**Extracted material**:
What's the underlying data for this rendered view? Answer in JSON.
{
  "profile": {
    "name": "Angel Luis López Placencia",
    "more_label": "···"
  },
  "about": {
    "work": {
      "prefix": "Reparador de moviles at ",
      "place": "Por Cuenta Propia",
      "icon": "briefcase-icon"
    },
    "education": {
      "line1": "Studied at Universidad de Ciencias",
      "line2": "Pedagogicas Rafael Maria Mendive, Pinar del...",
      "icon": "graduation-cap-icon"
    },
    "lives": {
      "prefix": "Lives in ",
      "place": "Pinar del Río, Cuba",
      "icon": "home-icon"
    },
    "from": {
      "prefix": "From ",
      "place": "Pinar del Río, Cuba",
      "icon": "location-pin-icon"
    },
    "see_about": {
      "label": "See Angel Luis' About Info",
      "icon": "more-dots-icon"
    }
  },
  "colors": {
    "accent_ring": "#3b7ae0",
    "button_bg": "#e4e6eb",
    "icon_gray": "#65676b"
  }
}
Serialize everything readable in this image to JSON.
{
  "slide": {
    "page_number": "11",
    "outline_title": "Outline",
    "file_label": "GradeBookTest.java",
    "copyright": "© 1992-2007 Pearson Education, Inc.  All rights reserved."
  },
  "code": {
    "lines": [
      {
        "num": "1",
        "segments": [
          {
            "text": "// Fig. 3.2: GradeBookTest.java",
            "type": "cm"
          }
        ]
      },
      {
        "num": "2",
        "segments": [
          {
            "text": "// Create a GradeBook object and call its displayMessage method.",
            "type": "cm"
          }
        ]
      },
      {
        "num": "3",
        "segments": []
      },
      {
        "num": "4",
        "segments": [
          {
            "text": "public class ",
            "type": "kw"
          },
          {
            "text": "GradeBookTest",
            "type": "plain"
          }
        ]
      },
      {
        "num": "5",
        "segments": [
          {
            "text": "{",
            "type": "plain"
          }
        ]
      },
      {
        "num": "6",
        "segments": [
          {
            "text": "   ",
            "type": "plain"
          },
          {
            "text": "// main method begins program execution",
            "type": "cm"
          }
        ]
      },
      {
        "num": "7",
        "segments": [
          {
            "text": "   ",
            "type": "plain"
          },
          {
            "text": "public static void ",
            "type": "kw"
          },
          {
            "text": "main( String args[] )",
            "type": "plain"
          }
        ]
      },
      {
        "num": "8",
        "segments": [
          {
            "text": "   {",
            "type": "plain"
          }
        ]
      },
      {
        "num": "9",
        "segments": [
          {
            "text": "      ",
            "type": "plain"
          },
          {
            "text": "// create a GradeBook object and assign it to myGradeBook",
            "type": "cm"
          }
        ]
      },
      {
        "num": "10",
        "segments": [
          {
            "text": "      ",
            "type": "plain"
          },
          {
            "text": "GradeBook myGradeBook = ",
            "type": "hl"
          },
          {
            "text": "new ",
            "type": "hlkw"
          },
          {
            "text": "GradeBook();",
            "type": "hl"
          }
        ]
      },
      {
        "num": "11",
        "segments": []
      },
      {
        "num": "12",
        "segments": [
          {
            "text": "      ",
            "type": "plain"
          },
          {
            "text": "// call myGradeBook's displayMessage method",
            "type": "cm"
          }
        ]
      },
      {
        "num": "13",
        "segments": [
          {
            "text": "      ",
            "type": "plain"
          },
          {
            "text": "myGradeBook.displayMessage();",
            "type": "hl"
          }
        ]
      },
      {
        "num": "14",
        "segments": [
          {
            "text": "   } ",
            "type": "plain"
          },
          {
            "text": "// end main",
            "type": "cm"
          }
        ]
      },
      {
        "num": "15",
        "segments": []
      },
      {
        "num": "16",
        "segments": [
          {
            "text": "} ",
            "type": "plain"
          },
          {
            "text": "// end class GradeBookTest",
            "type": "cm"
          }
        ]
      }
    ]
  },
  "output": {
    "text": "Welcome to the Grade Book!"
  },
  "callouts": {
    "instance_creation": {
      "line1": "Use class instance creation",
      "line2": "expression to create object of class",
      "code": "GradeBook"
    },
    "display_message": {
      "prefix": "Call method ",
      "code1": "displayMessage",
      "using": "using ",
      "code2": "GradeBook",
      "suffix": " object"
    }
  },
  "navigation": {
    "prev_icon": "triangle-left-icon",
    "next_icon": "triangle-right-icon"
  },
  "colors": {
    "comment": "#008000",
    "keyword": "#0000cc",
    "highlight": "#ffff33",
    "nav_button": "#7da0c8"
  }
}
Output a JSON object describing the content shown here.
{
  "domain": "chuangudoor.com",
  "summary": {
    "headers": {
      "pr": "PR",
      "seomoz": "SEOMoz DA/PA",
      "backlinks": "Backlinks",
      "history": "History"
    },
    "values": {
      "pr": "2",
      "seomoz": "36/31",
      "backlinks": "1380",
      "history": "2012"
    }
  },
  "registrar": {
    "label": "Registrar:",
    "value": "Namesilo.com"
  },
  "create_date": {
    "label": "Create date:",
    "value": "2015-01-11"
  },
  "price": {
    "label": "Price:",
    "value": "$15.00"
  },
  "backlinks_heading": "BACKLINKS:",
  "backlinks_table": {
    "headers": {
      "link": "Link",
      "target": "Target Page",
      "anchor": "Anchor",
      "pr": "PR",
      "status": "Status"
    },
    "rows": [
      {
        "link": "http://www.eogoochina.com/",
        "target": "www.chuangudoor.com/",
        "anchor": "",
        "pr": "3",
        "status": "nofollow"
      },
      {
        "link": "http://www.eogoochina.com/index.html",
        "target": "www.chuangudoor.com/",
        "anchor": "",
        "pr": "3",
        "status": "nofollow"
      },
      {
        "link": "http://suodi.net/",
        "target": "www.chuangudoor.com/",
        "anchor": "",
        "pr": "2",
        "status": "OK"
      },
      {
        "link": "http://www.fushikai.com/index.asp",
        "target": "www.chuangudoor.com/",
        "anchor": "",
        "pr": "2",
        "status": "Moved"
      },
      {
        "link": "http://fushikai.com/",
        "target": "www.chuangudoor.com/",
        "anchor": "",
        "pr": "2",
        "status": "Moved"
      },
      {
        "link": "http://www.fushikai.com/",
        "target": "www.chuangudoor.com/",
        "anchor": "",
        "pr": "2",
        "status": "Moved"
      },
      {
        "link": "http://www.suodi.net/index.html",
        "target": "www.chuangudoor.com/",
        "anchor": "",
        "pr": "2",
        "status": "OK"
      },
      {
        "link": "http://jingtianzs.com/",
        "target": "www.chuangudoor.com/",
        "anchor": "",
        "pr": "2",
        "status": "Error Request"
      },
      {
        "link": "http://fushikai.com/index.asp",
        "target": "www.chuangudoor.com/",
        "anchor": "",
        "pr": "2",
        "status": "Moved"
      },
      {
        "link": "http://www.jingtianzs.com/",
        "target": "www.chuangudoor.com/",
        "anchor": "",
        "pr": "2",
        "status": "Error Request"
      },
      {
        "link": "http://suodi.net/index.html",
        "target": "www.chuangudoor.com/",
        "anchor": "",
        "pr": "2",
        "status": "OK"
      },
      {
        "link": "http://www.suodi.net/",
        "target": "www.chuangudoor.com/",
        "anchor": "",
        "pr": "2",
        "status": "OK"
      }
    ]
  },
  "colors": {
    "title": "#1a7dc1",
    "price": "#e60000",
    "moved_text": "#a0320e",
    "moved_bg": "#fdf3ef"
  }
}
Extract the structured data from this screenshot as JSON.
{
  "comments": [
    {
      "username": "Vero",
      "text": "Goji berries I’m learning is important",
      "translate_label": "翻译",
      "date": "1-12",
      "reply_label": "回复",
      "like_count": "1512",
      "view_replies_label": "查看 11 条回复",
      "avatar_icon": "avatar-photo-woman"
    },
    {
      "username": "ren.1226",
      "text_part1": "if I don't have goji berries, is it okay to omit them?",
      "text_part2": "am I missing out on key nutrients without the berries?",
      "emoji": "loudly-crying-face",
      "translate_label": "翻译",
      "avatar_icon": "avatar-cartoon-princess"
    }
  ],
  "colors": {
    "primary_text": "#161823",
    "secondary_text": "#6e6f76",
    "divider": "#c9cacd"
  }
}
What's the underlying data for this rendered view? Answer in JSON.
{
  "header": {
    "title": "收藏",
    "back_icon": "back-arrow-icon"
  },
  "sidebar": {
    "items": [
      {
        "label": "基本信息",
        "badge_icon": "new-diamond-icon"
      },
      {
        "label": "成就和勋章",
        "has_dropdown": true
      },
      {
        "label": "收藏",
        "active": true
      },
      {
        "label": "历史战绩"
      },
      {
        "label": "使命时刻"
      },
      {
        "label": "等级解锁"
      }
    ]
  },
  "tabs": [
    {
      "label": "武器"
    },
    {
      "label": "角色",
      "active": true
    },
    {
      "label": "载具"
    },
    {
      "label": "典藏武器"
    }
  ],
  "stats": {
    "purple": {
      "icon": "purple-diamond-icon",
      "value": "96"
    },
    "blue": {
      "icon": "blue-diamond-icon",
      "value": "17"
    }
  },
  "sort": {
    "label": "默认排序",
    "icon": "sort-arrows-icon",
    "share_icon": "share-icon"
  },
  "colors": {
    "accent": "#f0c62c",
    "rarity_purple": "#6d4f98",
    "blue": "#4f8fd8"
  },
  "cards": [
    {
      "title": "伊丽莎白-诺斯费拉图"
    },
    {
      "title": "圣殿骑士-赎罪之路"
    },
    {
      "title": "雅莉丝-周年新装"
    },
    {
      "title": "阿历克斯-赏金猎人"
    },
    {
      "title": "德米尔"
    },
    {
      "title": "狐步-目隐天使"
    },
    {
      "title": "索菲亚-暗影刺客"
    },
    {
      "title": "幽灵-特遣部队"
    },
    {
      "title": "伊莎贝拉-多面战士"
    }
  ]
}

**Written exercise**: Only the lines from the one that contains "Extract the structured" to the end of the entries above should be given again, exactly and in full.

**Exercise result**:
Extract the structured data from this screenshot as JSON.
{
  "comments": [
    {
      "username": "Vero",
      "text": "Goji berries I’m learning is important",
      "translate_label": "翻译",
      "date": "1-12",
      "reply_label": "回复",
      "like_count": "1512",
      "view_replies_label": "查看 11 条回复",
      "avatar_icon": "avatar-photo-woman"
    },
    {
      "username": "ren.1226",
      "text_part1": "if I don't have goji berries, is it okay to omit them?",
      "text_part2": "am I missing out on key nutrients without the berries?",
      "emoji": "loudly-crying-face",
      "translate_label": "翻译",
      "avatar_icon": "avatar-cartoon-princess"
    }
  ],
  "colors": {
    "primary_text": "#161823",
    "secondary_text": "#6e6f76",
    "divider": "#c9cacd"
  }
}
What's the underlying data for this rendered view? Answer in JSON.
{
  "header": {
    "title": "收藏",
    "back_icon": "back-arrow-icon"
  },
  "sidebar": {
    "items": [
      {
        "label": "基本信息",
        "badge_icon": "new-diamond-icon"
      },
      {
        "label": "成就和勋章",
        "has_dropdown": true
      },
      {
        "label": "收藏",
        "active": true
      },
      {
        "label": "历史战绩"
      },
      {
        "label": "使命时刻"
      },
      {
        "label": "等级解锁"
      }
    ]
  },
  "tabs": [
    {
      "label": "武器"
    },
    {
      "label": "角色",
      "active": true
    },
    {
      "label": "载具"
    },
    {
      "label": "典藏武器"
    }
  ],
  "stats": {
    "purple": {
      "icon": "purple-diamond-icon",
      "value": "96"
    },
    "blue": {
      "icon": "blue-diamond-icon",
      "value": "17"
    }
  },
  "sort": {
    "label": "默认排序",
    "icon": "sort-arrows-icon",
    "share_icon": "share-icon"
  },
  "colors": {
    "accent": "#f0c62c",
    "rarity_purple": "#6d4f98",
    "blue": "#4f8fd8"
  },
  "cards": [
    {
      "title": "伊丽莎白-诺斯费拉图"
    },
    {
      "title": "圣殿骑士-赎罪之路"
    },
    {
      "title": "雅莉丝-周年新装"
    },
    {
      "title": "阿历克斯-赏金猎人"
    },
    {
      "title": "德米尔"
    },
    {
      "title": "狐步-目隐天使"
    },
    {
      "title": "索菲亚-暗影刺客"
    },
    {
      "title": "幽灵-特遣部队"
    },
    {
      "title": "伊莎贝拉-多面战士"
    }
  ]
}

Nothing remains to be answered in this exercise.